--- Given request ---
Copy the items below word for word, starting at the first line and ending at the line that contains "data-point-series-1 (588, 283, 590, 285)", with both of those lines included.
### Data for the task
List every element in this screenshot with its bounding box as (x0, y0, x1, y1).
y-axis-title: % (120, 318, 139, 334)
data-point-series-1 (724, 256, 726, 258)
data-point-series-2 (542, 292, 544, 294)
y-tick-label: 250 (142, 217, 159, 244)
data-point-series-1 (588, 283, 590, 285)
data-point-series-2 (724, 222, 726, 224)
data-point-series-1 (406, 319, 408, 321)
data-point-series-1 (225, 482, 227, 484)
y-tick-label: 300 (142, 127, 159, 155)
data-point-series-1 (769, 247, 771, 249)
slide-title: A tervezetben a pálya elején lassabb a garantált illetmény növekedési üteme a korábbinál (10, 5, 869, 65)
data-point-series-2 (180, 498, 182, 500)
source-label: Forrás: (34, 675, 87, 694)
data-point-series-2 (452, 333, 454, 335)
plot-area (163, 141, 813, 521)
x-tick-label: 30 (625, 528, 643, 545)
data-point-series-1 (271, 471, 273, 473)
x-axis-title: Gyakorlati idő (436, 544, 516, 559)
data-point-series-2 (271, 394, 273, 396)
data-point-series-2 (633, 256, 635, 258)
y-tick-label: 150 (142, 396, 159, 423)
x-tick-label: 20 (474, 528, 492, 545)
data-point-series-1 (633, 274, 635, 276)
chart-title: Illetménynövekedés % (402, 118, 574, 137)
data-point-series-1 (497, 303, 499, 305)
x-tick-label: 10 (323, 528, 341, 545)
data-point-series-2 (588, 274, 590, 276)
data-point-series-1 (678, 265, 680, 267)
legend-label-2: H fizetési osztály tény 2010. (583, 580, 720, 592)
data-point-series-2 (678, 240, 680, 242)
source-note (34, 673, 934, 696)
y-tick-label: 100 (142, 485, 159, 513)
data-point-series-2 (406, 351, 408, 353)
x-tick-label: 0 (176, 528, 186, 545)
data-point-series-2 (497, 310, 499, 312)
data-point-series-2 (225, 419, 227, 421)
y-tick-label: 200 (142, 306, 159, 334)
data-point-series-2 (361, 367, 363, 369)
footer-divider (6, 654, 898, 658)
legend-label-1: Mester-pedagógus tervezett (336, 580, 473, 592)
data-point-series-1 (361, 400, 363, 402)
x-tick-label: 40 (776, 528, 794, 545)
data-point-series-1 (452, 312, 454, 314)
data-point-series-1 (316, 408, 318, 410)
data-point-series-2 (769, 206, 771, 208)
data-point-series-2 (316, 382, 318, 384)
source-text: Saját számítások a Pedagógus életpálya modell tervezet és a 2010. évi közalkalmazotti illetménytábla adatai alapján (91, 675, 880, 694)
######
--- Response to the task ---
List every element in this screenshot with its bounding box as (x0, y0, x1, y1).
y-axis-title: % (120, 318, 139, 334)
data-point-series-1 (724, 256, 726, 258)
data-point-series-2 (542, 292, 544, 294)
y-tick-label: 250 (142, 217, 159, 244)
data-point-series-1 (588, 283, 590, 285)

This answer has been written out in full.